Data entries for graphics
###

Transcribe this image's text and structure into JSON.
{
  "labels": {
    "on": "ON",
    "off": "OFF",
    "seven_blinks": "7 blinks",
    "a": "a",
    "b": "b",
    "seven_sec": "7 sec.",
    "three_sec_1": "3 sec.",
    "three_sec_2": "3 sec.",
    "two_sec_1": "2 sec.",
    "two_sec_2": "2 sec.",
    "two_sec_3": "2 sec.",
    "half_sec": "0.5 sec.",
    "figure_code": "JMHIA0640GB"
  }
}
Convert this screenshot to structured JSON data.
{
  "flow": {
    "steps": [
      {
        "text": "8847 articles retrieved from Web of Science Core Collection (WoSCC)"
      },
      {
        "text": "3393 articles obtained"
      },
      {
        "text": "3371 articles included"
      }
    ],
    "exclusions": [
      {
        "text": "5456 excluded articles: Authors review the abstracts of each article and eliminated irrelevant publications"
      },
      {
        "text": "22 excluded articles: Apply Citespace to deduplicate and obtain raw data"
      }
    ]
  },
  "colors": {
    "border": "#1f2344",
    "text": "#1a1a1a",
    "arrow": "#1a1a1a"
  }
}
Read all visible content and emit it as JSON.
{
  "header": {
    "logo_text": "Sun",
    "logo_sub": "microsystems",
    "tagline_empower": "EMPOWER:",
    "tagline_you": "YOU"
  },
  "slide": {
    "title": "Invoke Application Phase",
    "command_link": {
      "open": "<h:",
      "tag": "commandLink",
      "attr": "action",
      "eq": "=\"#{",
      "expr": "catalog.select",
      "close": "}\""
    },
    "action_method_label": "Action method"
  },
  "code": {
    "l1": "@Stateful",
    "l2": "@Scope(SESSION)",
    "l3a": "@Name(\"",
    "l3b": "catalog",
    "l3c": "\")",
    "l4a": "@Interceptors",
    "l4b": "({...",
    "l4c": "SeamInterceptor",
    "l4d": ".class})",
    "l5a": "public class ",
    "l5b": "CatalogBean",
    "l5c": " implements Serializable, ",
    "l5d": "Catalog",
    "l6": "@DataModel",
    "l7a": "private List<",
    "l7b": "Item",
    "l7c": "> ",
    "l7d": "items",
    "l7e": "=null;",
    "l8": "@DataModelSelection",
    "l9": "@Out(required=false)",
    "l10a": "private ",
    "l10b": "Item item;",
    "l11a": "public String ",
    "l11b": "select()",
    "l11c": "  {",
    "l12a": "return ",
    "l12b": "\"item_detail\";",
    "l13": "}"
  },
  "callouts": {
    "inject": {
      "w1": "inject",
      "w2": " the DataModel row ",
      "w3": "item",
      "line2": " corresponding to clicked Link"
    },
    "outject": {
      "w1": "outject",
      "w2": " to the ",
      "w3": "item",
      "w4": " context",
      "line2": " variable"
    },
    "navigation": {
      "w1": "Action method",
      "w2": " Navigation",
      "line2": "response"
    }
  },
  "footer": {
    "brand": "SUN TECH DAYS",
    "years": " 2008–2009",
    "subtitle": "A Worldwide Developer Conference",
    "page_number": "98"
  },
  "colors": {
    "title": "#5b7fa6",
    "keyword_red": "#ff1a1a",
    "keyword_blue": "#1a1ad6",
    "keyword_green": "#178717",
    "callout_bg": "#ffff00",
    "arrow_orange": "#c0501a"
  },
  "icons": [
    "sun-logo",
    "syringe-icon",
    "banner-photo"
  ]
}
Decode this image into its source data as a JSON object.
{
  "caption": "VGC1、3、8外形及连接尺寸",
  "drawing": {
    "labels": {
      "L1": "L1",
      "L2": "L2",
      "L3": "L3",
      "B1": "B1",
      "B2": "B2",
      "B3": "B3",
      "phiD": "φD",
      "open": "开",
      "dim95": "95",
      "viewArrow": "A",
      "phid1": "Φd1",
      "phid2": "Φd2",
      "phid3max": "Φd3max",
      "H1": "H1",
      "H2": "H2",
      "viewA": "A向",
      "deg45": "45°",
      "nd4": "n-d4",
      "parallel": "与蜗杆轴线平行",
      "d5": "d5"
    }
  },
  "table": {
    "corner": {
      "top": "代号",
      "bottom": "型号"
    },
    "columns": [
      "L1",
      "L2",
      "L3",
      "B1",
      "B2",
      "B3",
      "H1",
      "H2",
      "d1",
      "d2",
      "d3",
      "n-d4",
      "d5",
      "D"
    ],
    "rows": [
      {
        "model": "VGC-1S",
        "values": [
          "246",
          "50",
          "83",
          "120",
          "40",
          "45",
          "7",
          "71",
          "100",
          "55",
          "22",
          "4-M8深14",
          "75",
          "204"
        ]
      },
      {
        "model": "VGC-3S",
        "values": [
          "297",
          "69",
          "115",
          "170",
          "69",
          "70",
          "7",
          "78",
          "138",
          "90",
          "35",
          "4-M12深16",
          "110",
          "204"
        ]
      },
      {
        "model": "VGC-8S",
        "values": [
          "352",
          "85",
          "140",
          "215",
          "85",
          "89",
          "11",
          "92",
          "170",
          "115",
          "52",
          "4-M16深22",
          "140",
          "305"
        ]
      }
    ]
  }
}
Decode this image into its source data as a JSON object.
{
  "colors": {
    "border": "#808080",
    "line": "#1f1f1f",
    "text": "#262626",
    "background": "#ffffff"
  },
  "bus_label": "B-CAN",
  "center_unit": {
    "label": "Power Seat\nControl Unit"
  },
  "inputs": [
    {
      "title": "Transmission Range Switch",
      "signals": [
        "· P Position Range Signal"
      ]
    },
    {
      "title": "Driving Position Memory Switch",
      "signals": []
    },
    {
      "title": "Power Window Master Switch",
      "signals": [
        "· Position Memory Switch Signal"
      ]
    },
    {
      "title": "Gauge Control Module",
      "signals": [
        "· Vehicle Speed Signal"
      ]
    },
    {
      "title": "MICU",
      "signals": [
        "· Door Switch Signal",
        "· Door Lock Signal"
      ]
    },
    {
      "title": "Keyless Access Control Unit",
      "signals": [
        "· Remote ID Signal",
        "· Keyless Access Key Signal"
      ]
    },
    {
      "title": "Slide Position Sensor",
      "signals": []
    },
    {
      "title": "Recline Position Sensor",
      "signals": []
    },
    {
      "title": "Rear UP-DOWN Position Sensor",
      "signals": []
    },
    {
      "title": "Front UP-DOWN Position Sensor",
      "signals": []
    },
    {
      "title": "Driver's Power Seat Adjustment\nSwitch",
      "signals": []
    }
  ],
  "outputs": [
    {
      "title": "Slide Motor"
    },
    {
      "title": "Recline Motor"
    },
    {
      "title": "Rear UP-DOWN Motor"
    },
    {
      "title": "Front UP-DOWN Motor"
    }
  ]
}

###

» **SHORT PROBLEM**
Check every line of the data, and copy the ones that contain "excluded".

» **WRITTEN SOLUTION**
        "text": "5456 excluded articles: Authors review the abstracts of each article and eliminated irrelevant publications"
        "text": "22 excluded articles: Apply Citespace to deduplicate and obtain raw data"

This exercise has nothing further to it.